-- Start Records shown --
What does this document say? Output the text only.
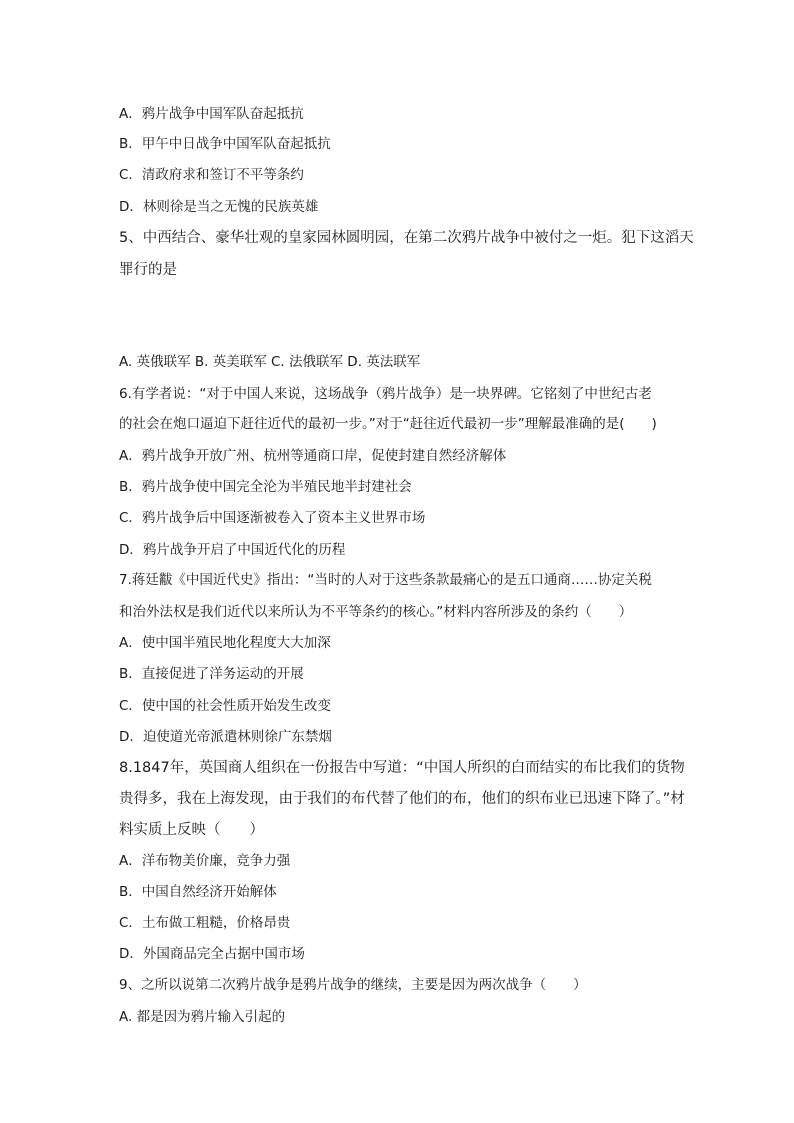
A．鸦片战争中国军队奋起抵抗
B．甲午中日战争中国军队奋起抵抗
C．清政府求和签订不平等条约
D．林则徐是当之无愧的民族英雄
5、中西结合、豪华壮观的皇家园林圆明园，在第二次鸦片战争中被付之一炬。犯下这滔天
罪行的是
A. 英俄联军 B. 英美联军 C. 法俄联军 D. 英法联军
6.有学者说：“对于中国人来说，这场战争（鸦片战争）是一块界碑。它铭刻了中世纪古老
的社会在炮口逼迫下赶往近代的最初一步。”对于“赶往近代最初一步”理解最准确的是(　　)
A．鸦片战争开放广州、杭州等通商口岸，促使封建自然经济解体
B．鸦片战争使中国完全沦为半殖民地半封建社会
C．鸦片战争后中国逐渐被卷入了资本主义世界市场
D．鸦片战争开启了中国近代化的历程
7.蒋廷黻《中国近代史》指出：“当时的人对于这些条款最痛心的是五口通商……协定关税
和治外法权是我们近代以来所认为不平等条约的核心。”材料内容所涉及的条约（　　）
A．使中国半殖民地化程度大大加深
B．直接促进了洋务运动的开展
C．使中国的社会性质开始发生改变
D．迫使道光帝派遣林则徐广东禁烟
8.1847年，英国商人组织在一份报告中写道：“中国人所织的白而结实的布比我们的货物
贵得多，我在上海发现，由于我们的布代替了他们的布，他们的织布业已迅速下降了。”材
料实质上反映（　　）
A．洋布物美价廉，竞争力强
B．中国自然经济开始解体
C．土布做工粗糙，价格昂贵
D．外国商品完全占据中国市场
9、之所以说第二次鸦片战争是鸦片战争的继续，主要是因为两次战争（　　）
A. 都是因为鸦片输入引起的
-- End Records shown --
Work to complete: Repeat the material above in full and exactly, apart from the pictures.

Finished task:
What does this document say? Output the text only.
A．鸦片战争中国军队奋起抵抗
B．甲午中日战争中国军队奋起抵抗
C．清政府求和签订不平等条约
D．林则徐是当之无愧的民族英雄
5、中西结合、豪华壮观的皇家园林圆明园，在第二次鸦片战争中被付之一炬。犯下这滔天
罪行的是
A. 英俄联军 B. 英美联军 C. 法俄联军 D. 英法联军
6.有学者说：“对于中国人来说，这场战争（鸦片战争）是一块界碑。它铭刻了中世纪古老
的社会在炮口逼迫下赶往近代的最初一步。”对于“赶往近代最初一步”理解最准确的是(　　)
A．鸦片战争开放广州、杭州等通商口岸，促使封建自然经济解体
B．鸦片战争使中国完全沦为半殖民地半封建社会
C．鸦片战争后中国逐渐被卷入了资本主义世界市场
D．鸦片战争开启了中国近代化的历程
7.蒋廷黻《中国近代史》指出：“当时的人对于这些条款最痛心的是五口通商……协定关税
和治外法权是我们近代以来所认为不平等条约的核心。”材料内容所涉及的条约（　　）
A．使中国半殖民地化程度大大加深
B．直接促进了洋务运动的开展
C．使中国的社会性质开始发生改变
D．迫使道光帝派遣林则徐广东禁烟
8.1847年，英国商人组织在一份报告中写道：“中国人所织的白而结实的布比我们的货物
贵得多，我在上海发现，由于我们的布代替了他们的布，他们的织布业已迅速下降了。”材
料实质上反映（　　）
A．洋布物美价廉，竞争力强
B．中国自然经济开始解体
C．土布做工粗糙，价格昂贵
D．外国商品完全占据中国市场
9、之所以说第二次鸦片战争是鸦片战争的继续，主要是因为两次战争（　　）
A. 都是因为鸦片输入引起的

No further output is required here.